DIRECTIONS FOR THIS TASK =
Print all of the data exactly as written.
'''
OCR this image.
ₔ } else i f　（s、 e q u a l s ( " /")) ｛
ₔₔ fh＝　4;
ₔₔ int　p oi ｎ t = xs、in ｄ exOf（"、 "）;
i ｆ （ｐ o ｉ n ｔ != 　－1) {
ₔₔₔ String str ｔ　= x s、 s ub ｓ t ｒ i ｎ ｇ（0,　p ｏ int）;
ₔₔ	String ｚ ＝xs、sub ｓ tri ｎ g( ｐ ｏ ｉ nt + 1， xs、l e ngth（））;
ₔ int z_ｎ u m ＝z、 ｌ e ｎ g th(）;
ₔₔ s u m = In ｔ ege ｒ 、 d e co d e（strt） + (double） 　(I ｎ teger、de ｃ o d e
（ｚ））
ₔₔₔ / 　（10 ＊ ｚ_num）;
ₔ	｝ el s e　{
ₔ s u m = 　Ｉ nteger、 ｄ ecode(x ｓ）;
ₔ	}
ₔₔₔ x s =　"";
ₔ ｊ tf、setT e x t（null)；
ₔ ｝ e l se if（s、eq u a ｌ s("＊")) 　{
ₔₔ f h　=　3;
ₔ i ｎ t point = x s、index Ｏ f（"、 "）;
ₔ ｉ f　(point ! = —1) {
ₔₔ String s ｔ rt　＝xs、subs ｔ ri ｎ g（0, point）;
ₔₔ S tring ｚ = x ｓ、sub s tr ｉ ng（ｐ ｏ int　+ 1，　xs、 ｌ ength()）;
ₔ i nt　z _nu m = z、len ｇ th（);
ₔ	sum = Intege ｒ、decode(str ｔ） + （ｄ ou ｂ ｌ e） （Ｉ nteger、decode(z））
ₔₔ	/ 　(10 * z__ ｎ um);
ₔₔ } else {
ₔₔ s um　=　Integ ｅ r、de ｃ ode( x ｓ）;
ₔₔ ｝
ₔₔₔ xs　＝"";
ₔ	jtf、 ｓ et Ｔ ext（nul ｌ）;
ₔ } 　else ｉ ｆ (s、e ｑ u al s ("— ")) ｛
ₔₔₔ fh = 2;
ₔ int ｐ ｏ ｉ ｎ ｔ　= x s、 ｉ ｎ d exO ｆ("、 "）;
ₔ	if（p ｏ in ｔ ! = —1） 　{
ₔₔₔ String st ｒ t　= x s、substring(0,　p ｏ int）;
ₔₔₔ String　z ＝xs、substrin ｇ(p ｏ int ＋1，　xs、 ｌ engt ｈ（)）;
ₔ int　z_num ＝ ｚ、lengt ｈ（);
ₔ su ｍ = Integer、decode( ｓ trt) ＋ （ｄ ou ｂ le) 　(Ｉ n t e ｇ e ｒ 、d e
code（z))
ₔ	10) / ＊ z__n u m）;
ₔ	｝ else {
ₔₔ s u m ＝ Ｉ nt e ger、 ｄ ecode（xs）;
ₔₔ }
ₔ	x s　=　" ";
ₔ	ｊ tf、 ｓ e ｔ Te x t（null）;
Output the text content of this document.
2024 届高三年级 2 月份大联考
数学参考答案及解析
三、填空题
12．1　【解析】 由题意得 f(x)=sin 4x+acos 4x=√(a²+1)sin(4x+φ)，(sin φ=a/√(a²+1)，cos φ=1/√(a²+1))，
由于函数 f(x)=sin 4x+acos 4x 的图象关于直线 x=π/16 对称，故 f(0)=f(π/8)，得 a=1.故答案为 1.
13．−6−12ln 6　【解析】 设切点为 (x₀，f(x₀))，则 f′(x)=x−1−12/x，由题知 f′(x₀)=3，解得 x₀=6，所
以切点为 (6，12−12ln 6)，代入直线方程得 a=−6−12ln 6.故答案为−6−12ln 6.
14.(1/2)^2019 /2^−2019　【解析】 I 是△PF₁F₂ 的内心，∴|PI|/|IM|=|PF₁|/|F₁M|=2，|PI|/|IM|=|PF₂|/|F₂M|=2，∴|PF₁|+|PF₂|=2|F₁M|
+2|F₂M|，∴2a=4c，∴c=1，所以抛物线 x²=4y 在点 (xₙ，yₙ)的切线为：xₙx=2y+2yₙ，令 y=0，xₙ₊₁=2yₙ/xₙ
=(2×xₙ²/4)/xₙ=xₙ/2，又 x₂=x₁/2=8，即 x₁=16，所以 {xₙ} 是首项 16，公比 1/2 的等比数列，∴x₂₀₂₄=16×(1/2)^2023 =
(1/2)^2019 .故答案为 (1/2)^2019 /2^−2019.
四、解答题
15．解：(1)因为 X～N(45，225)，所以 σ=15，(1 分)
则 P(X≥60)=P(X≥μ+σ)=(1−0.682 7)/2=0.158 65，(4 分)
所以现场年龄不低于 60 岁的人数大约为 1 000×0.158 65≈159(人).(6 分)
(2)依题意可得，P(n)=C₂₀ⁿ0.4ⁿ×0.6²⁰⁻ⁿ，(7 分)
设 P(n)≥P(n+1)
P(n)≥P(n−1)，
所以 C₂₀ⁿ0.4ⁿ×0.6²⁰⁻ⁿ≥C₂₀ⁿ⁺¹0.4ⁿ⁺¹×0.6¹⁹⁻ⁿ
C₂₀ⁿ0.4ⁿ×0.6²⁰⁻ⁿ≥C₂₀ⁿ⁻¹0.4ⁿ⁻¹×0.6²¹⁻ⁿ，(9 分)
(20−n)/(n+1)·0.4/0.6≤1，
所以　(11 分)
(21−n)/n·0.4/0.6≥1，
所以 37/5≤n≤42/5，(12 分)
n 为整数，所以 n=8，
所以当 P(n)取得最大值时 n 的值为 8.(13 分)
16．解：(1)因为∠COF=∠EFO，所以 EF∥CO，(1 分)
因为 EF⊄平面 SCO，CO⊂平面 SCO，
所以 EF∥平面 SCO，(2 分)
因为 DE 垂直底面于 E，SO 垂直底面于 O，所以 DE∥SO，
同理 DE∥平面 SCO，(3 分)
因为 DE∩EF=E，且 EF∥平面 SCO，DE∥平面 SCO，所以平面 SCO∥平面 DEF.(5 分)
'''
ANSWER TO THIS PROBLEM =
OCR this image.
ₔ } else i f　（s、 e q u a l s ( " /")) ｛
ₔₔ fh＝　4;
ₔₔ int　p oi ｎ t = xs、in ｄ exOf（"、 "）;
i ｆ （ｐ o ｉ n ｔ != 　－1) {
ₔₔₔ String str ｔ　= x s、 s ub ｓ t ｒ i ｎ ｇ（0,　p ｏ int）;
ₔₔ	String ｚ ＝xs、sub ｓ tri ｎ g( ｐ ｏ ｉ nt + 1， xs、l e ngth（））;
ₔ int z_ｎ u m ＝z、 ｌ e ｎ g th(）;
ₔₔ s u m = In ｔ ege ｒ 、 d e co d e（strt） + (double） 　(I ｎ teger、de ｃ o d e
（ｚ））
ₔₔₔ / 　（10 ＊ ｚ_num）;
ₔ	｝ el s e　{
ₔ s u m = 　Ｉ nteger、 ｄ ecode(x ｓ）;
ₔ	}
ₔₔₔ x s =　"";
ₔ ｊ tf、setT e x t（null)；
ₔ ｝ e l se if（s、eq u a ｌ s("＊")) 　{
ₔₔ f h　=　3;
ₔ i ｎ t point = x s、index Ｏ f（"、 "）;
ₔ ｉ f　(point ! = —1) {
ₔₔ String s ｔ rt　＝xs、subs ｔ ri ｎ g（0, point）;
ₔₔ S tring ｚ = x ｓ、sub s tr ｉ ng（ｐ ｏ int　+ 1，　xs、 ｌ ength()）;
ₔ i nt　z _nu m = z、len ｇ th（);
ₔ	sum = Intege ｒ、decode(str ｔ） + （ｄ ou ｂ ｌ e） （Ｉ nteger、decode(z））
ₔₔ	/ 　(10 * z__ ｎ um);
ₔₔ } else {
ₔₔ s um　=　Integ ｅ r、de ｃ ode( x ｓ）;
ₔₔ ｝
ₔₔₔ xs　＝"";
ₔ	jtf、 ｓ et Ｔ ext（nul ｌ）;
ₔ } 　else ｉ ｆ (s、e ｑ u al s ("— ")) ｛
ₔₔₔ fh = 2;
ₔ int ｐ ｏ ｉ ｎ ｔ　= x s、 ｉ ｎ d exO ｆ("、 "）;
ₔ	if（p ｏ in ｔ ! = —1） 　{
ₔₔₔ String st ｒ t　= x s、substring(0,　p ｏ int）;
ₔₔₔ String　z ＝xs、substrin ｇ(p ｏ int ＋1，　xs、 ｌ engt ｈ（)）;
ₔ int　z_num ＝ ｚ、lengt ｈ（);
ₔ su ｍ = Integer、decode( ｓ trt) ＋ （ｄ ou ｂ le) 　(Ｉ n t e ｇ e ｒ 、d e
code（z))
ₔ	10) / ＊ z__n u m）;
ₔ	｝ else {
ₔₔ s u m ＝ Ｉ nt e ger、 ｄ ecode（xs）;
ₔₔ }
ₔ	x s　=　" ";
ₔ	ｊ tf、 ｓ e ｔ Te x t（null）;
Output the text content of this document.
2024 届高三年级 2 月份大联考
数学参考答案及解析
三、填空题
12．1　【解析】 由题意得 f(x)=sin 4x+acos 4x=√(a²+1)sin(4x+φ)，(sin φ=a/√(a²+1)，cos φ=1/√(a²+1))，
由于函数 f(x)=sin 4x+acos 4x 的图象关于直线 x=π/16 对称，故 f(0)=f(π/8)，得 a=1.故答案为 1.
13．−6−12ln 6　【解析】 设切点为 (x₀，f(x₀))，则 f′(x)=x−1−12/x，由题知 f′(x₀)=3，解得 x₀=6，所
以切点为 (6，12−12ln 6)，代入直线方程得 a=−6−12ln 6.故答案为−6−12ln 6.
14.(1/2)^2019 /2^−2019　【解析】 I 是△PF₁F₂ 的内心，∴|PI|/|IM|=|PF₁|/|F₁M|=2，|PI|/|IM|=|PF₂|/|F₂M|=2，∴|PF₁|+|PF₂|=2|F₁M|
+2|F₂M|，∴2a=4c，∴c=1，所以抛物线 x²=4y 在点 (xₙ，yₙ)的切线为：xₙx=2y+2yₙ，令 y=0，xₙ₊₁=2yₙ/xₙ
=(2×xₙ²/4)/xₙ=xₙ/2，又 x₂=x₁/2=8，即 x₁=16，所以 {xₙ} 是首项 16，公比 1/2 的等比数列，∴x₂₀₂₄=16×(1/2)^2023 =
(1/2)^2019 .故答案为 (1/2)^2019 /2^−2019.
四、解答题
15．解：(1)因为 X～N(45，225)，所以 σ=15，(1 分)
则 P(X≥60)=P(X≥μ+σ)=(1−0.682 7)/2=0.158 65，(4 分)
所以现场年龄不低于 60 岁的人数大约为 1 000×0.158 65≈159(人).(6 分)
(2)依题意可得，P(n)=C₂₀ⁿ0.4ⁿ×0.6²⁰⁻ⁿ，(7 分)
设 P(n)≥P(n+1)
P(n)≥P(n−1)，
所以 C₂₀ⁿ0.4ⁿ×0.6²⁰⁻ⁿ≥C₂₀ⁿ⁺¹0.4ⁿ⁺¹×0.6¹⁹⁻ⁿ
C₂₀ⁿ0.4ⁿ×0.6²⁰⁻ⁿ≥C₂₀ⁿ⁻¹0.4ⁿ⁻¹×0.6²¹⁻ⁿ，(9 分)
(20−n)/(n+1)·0.4/0.6≤1，
所以　(11 分)
(21−n)/n·0.4/0.6≥1，
所以 37/5≤n≤42/5，(12 分)
n 为整数，所以 n=8，
所以当 P(n)取得最大值时 n 的值为 8.(13 分)
16．解：(1)因为∠COF=∠EFO，所以 EF∥CO，(1 分)
因为 EF⊄平面 SCO，CO⊂平面 SCO，
所以 EF∥平面 SCO，(2 分)
因为 DE 垂直底面于 E，SO 垂直底面于 O，所以 DE∥SO，
同理 DE∥平面 SCO，(3 分)
因为 DE∩EF=E，且 EF∥平面 SCO，DE∥平面 SCO，所以平面 SCO∥平面 DEF.(5 分)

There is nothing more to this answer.